## Required work
Return all lines from the listing below in which the string "seconds" occurs.

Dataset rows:
++++++++++
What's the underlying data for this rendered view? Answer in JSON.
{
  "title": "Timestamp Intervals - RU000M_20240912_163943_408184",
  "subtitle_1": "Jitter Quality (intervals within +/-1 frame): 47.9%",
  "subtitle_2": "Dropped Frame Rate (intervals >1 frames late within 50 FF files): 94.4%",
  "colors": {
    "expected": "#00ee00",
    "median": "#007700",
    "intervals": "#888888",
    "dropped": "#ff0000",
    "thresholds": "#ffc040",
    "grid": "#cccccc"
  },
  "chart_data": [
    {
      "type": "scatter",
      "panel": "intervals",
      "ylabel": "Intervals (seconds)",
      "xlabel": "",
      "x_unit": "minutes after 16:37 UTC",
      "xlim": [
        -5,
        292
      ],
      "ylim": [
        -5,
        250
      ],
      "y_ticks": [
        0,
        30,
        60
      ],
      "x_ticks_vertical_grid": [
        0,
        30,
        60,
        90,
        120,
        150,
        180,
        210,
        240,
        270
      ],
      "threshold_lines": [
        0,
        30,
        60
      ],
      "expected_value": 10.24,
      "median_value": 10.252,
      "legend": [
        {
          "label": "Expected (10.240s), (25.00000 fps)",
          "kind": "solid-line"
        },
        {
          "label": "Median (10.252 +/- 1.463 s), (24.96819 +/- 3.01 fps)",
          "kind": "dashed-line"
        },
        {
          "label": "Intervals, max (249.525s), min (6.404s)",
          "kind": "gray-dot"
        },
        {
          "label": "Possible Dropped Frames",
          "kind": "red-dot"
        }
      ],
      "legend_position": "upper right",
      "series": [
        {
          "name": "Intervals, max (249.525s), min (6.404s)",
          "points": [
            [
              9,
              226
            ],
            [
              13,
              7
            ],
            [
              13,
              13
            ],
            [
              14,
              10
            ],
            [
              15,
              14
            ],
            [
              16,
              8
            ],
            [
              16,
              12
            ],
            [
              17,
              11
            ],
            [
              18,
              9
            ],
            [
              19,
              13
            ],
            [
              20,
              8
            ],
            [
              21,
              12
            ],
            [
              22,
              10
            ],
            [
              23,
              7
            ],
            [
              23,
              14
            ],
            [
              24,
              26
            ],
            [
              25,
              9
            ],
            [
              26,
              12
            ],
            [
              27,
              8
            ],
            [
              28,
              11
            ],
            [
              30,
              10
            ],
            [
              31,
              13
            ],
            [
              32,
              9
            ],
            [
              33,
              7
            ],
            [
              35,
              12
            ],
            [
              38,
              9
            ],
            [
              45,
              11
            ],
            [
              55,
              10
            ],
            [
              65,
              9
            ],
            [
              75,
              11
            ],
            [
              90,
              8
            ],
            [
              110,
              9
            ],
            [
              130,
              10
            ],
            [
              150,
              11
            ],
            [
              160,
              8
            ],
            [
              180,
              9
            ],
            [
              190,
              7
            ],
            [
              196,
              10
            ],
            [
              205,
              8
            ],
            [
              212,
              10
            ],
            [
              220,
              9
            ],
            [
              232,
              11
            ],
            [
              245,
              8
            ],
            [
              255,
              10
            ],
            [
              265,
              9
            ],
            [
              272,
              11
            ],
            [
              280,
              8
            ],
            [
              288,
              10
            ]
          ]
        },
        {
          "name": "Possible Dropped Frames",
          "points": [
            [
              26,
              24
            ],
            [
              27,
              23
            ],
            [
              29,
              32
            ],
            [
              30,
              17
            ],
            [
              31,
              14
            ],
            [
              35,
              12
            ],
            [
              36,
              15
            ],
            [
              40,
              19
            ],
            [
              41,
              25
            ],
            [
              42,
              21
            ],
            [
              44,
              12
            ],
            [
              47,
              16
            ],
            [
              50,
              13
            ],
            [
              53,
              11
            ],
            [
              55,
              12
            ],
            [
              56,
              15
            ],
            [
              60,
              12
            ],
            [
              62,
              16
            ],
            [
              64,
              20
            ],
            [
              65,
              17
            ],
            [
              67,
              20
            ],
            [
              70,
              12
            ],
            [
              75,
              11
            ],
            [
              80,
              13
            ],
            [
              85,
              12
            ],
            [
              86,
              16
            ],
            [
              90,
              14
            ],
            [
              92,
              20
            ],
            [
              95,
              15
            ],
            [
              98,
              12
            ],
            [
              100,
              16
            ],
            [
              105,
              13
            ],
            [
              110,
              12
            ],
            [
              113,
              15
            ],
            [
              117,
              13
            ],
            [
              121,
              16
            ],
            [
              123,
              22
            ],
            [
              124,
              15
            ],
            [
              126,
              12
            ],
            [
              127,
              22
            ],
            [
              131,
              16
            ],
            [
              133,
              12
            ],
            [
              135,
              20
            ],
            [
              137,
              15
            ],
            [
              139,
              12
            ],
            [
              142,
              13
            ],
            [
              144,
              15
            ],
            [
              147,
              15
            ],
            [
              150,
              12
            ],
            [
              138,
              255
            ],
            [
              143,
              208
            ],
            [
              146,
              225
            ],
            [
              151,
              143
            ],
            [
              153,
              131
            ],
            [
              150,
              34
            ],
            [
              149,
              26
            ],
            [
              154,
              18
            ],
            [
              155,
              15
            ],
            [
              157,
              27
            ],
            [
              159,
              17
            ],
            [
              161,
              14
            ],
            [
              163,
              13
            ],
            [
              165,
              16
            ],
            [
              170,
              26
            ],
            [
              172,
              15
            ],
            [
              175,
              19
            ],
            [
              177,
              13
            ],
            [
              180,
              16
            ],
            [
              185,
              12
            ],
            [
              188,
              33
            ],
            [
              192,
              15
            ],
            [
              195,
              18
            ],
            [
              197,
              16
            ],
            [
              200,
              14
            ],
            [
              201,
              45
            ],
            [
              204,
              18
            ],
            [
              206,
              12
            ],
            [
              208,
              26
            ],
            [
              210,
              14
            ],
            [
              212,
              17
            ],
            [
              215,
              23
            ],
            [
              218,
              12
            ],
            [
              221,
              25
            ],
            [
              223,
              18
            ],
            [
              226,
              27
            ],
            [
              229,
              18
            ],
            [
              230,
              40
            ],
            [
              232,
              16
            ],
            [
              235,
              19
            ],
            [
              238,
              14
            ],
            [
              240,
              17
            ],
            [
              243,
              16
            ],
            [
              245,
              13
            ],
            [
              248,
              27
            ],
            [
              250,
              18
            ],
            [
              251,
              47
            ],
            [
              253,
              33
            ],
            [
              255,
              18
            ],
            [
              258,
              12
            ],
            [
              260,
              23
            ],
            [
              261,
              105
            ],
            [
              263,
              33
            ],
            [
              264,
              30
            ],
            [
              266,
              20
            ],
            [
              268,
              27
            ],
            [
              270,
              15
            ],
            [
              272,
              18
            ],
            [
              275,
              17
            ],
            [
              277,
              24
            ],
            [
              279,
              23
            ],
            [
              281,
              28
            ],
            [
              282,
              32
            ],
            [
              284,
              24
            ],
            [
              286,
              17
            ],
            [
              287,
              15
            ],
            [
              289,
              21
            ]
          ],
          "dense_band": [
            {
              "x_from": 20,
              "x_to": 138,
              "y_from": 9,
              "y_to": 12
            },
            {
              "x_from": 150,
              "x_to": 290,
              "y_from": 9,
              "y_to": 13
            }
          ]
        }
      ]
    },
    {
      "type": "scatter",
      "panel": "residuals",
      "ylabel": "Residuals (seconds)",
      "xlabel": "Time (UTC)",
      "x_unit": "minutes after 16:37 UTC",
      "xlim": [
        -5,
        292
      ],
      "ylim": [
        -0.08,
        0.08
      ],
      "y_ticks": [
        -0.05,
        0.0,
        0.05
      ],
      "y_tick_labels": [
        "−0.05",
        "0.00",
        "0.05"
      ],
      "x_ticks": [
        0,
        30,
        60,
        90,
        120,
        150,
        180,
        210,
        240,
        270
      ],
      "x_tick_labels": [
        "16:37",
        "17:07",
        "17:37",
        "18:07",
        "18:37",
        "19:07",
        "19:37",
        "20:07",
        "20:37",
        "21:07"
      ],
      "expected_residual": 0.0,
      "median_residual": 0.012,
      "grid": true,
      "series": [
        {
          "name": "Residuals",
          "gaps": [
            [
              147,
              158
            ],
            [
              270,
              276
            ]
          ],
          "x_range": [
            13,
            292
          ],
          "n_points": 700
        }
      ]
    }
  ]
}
++++++++++
## Right answer
      "ylabel": "Intervals (seconds)",
      "ylabel": "Residuals (seconds)",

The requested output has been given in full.